GIVEN REQUEST: Pick every line with "name" from the material below.

[Records from a collection of figures]
"""

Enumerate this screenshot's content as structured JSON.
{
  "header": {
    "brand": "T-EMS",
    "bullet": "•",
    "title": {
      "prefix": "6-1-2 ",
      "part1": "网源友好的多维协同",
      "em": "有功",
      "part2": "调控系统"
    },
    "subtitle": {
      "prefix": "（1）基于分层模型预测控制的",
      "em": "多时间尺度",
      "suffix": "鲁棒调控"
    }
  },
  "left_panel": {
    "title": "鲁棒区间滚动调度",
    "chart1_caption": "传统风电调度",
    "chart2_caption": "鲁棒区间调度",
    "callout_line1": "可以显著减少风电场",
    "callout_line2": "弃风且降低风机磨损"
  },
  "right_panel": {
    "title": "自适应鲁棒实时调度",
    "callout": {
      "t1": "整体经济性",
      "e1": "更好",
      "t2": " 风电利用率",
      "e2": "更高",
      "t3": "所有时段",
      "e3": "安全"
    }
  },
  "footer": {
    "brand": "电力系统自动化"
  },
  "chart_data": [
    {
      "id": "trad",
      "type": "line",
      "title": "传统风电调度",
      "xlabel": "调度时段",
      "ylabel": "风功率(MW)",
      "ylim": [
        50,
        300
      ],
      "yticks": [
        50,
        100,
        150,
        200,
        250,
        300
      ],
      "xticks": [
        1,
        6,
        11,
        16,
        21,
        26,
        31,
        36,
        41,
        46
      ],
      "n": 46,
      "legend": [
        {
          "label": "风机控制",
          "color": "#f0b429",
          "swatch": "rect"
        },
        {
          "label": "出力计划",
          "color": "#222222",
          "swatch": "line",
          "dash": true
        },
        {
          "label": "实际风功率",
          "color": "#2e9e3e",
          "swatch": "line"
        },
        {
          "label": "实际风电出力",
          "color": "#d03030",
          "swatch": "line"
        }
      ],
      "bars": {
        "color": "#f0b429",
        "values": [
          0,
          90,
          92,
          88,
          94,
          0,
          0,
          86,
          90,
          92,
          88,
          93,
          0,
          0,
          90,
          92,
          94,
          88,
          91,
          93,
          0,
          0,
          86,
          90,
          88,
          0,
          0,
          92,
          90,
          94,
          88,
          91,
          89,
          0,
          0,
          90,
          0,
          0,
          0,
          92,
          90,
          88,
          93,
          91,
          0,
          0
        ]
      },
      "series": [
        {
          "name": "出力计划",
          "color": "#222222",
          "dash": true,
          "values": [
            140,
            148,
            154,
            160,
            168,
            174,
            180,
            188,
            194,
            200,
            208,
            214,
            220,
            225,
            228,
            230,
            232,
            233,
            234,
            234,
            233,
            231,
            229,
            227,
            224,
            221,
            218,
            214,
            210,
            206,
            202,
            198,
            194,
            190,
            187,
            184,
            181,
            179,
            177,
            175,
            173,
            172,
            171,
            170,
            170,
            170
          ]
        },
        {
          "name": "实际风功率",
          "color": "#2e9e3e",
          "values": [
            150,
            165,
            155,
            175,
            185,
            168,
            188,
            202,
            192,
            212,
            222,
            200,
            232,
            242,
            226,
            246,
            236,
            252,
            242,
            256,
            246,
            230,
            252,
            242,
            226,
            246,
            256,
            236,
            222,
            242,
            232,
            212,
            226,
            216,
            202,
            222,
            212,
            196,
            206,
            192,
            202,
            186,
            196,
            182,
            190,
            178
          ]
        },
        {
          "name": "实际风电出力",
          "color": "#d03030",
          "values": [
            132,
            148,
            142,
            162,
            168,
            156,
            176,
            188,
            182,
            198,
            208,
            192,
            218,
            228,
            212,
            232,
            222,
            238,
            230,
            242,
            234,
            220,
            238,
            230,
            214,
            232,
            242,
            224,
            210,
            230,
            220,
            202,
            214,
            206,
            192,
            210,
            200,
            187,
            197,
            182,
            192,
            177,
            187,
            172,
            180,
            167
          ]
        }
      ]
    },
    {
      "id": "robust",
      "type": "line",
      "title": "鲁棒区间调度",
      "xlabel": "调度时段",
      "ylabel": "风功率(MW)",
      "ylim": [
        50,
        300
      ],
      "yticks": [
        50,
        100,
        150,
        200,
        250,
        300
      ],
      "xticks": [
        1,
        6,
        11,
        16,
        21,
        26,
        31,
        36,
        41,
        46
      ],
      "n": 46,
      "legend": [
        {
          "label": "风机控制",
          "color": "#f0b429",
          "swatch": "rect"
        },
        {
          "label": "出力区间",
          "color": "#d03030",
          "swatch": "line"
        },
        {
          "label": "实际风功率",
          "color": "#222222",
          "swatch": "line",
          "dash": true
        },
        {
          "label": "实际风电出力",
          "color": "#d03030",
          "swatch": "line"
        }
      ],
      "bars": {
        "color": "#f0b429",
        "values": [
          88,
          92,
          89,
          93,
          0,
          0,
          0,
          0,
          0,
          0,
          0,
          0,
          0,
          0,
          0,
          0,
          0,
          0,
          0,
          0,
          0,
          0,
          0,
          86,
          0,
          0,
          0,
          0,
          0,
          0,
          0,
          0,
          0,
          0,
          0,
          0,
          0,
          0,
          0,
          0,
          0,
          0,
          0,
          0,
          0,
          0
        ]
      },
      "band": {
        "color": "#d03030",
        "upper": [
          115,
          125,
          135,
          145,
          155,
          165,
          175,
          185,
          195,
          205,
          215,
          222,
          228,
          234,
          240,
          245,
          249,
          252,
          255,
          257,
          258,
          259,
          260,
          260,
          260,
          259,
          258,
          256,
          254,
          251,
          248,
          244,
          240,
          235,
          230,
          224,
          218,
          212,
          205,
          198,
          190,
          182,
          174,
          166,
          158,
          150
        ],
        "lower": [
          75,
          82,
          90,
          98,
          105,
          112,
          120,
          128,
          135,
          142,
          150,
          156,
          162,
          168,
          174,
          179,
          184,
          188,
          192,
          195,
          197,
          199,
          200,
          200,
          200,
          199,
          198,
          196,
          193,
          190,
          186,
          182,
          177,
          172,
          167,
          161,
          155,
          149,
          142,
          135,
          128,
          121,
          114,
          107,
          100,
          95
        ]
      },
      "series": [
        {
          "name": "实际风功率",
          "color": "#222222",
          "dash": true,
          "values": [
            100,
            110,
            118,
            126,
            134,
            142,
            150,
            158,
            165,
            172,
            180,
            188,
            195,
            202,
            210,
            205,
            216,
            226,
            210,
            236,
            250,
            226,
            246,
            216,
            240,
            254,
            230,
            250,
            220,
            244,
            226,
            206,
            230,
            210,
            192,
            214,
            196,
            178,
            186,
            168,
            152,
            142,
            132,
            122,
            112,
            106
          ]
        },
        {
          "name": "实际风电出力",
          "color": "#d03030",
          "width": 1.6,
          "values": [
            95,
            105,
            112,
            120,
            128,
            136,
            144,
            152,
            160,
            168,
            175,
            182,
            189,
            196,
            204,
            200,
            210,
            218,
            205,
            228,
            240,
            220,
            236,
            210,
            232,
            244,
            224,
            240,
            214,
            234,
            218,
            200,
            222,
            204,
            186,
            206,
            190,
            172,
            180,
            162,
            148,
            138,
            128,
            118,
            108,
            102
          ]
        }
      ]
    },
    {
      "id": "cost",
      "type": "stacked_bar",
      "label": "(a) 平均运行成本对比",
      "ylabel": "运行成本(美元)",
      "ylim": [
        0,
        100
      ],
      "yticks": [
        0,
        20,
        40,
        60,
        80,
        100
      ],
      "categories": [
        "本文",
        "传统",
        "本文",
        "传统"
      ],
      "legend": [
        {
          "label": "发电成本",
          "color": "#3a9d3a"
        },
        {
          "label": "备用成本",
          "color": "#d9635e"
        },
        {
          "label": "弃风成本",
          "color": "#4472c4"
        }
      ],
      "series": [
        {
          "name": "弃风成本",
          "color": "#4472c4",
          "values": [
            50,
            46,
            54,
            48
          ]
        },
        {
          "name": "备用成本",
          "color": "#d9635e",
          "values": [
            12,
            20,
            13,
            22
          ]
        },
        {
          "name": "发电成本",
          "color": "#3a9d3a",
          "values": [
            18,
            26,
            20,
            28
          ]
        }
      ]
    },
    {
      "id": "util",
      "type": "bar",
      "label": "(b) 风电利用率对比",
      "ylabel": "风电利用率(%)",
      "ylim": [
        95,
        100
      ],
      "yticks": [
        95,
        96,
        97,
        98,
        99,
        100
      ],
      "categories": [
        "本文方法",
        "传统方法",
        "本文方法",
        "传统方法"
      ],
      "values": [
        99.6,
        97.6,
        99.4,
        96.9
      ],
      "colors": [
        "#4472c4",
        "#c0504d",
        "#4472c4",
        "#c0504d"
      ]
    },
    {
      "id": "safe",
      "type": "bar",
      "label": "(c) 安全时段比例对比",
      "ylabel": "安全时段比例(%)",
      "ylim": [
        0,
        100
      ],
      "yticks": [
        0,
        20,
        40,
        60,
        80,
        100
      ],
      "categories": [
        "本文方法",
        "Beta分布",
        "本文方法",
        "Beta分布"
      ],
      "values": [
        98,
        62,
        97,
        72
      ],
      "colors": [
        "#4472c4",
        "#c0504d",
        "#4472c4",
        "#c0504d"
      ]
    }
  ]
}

"""

SOLVED EXERCISE:
          "name": "出力计划",
          "name": "实际风功率",
          "name": "实际风电出力",
          "name": "实际风功率",
          "name": "实际风电出力",
          "name": "弃风成本",
          "name": "备用成本",
          "name": "发电成本",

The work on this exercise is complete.